### REQUEST
Please return the lines below word for word, from the very first one through the line containing "Y-axis label: Groundwater", with both ends included.
+ + +
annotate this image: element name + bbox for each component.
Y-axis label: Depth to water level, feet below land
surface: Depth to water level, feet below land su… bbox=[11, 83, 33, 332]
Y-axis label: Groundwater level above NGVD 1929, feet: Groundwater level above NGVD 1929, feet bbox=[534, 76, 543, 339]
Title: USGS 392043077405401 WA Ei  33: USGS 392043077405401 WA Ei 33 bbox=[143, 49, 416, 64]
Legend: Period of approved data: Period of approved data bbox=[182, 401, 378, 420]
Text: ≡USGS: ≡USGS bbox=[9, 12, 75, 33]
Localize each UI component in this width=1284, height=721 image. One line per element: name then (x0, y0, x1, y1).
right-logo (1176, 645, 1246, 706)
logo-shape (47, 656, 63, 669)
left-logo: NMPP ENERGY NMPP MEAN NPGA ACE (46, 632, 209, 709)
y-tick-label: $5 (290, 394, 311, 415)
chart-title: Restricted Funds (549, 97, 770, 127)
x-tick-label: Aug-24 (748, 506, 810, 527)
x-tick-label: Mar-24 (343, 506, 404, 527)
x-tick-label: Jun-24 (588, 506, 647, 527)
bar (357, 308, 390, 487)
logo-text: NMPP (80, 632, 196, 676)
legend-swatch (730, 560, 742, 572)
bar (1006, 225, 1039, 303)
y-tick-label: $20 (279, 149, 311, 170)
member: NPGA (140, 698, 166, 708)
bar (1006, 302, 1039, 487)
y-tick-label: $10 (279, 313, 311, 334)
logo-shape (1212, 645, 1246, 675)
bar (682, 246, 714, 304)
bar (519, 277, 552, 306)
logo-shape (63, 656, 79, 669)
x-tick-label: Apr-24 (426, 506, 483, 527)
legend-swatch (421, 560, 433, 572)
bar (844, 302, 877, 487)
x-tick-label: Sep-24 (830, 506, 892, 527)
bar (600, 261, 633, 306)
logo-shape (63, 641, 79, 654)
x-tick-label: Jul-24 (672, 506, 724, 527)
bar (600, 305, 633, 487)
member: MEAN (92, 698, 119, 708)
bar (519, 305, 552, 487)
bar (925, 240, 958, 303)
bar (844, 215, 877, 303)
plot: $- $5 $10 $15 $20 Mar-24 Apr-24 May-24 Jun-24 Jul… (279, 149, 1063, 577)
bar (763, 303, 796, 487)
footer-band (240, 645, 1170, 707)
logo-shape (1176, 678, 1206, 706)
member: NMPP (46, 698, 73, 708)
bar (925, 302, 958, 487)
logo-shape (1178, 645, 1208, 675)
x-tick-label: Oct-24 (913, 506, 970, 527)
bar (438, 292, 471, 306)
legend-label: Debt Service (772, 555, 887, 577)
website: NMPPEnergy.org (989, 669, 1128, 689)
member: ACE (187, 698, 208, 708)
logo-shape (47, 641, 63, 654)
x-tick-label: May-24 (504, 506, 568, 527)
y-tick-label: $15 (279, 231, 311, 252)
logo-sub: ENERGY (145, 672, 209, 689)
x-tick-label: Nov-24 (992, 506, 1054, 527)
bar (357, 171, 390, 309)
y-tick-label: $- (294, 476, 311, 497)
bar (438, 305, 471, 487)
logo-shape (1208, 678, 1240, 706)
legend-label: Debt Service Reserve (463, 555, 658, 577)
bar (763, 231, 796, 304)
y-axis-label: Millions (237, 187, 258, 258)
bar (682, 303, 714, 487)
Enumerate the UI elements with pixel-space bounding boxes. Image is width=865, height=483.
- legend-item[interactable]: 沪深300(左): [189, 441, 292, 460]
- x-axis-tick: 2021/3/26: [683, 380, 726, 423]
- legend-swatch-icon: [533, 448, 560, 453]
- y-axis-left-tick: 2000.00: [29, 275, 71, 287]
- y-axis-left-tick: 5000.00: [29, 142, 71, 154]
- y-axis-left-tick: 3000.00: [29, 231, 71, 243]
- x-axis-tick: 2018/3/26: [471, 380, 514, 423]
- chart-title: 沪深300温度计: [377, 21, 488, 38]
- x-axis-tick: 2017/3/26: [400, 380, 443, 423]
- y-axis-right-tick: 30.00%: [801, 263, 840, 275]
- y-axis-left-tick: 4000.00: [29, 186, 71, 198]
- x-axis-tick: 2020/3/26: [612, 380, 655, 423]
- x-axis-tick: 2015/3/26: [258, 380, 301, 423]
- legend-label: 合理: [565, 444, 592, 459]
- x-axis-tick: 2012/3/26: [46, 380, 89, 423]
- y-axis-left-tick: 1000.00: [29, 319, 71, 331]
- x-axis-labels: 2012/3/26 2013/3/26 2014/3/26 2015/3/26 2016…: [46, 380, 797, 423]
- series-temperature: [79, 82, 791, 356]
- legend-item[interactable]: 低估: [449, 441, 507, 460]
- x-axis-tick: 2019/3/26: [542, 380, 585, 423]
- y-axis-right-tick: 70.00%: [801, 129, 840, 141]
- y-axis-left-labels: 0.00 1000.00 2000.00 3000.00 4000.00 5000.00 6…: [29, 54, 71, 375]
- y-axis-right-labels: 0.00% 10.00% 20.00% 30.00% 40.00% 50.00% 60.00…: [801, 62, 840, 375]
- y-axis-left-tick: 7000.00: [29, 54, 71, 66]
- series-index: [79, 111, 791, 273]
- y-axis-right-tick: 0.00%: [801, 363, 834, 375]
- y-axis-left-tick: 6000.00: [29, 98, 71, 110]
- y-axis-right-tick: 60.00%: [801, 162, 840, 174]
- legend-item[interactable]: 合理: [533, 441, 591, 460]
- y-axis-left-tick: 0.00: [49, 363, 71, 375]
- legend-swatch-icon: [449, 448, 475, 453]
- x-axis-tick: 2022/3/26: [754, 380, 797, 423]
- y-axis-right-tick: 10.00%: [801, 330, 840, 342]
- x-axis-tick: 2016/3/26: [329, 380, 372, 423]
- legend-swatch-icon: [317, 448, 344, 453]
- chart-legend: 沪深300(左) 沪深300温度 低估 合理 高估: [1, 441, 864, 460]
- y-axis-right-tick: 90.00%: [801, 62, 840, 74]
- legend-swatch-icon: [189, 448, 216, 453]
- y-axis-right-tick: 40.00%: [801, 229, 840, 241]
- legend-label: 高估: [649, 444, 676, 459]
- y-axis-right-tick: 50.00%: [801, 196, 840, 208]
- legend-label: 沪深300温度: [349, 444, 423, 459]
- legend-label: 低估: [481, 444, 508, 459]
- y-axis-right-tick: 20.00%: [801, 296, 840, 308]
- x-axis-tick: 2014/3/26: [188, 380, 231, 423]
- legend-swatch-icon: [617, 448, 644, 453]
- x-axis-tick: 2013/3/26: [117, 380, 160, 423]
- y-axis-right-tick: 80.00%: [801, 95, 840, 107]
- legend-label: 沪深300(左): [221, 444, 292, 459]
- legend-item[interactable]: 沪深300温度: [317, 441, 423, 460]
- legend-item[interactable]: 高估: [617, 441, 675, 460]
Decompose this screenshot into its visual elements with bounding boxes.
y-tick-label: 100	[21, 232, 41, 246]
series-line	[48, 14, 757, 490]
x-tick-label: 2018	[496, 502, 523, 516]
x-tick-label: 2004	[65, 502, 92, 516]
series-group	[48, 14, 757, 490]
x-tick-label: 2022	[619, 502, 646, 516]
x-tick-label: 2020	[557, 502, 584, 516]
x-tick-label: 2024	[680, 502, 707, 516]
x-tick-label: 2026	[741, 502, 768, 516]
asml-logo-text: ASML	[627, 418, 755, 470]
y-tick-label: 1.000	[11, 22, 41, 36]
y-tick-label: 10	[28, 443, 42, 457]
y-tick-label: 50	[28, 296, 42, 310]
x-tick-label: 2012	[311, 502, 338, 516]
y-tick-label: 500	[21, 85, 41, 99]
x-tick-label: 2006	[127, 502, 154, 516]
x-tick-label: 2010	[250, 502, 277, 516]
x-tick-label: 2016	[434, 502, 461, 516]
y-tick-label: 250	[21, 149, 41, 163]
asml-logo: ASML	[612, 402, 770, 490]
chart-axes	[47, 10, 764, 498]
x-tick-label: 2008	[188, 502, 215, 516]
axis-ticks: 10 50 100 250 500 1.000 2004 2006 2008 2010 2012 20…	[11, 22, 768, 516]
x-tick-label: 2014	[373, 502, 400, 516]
+ + +
### THE SOLUTION
annotate this image: element name + bbox for each component.
Y-axis label: Depth to water level, feet below land
surface: Depth to water level, feet below land su… bbox=[11, 83, 33, 332]
Y-axis label: Groundwater level above NGVD 1929, feet: Groundwater level above NGVD 1929, feet bbox=[534, 76, 543, 339]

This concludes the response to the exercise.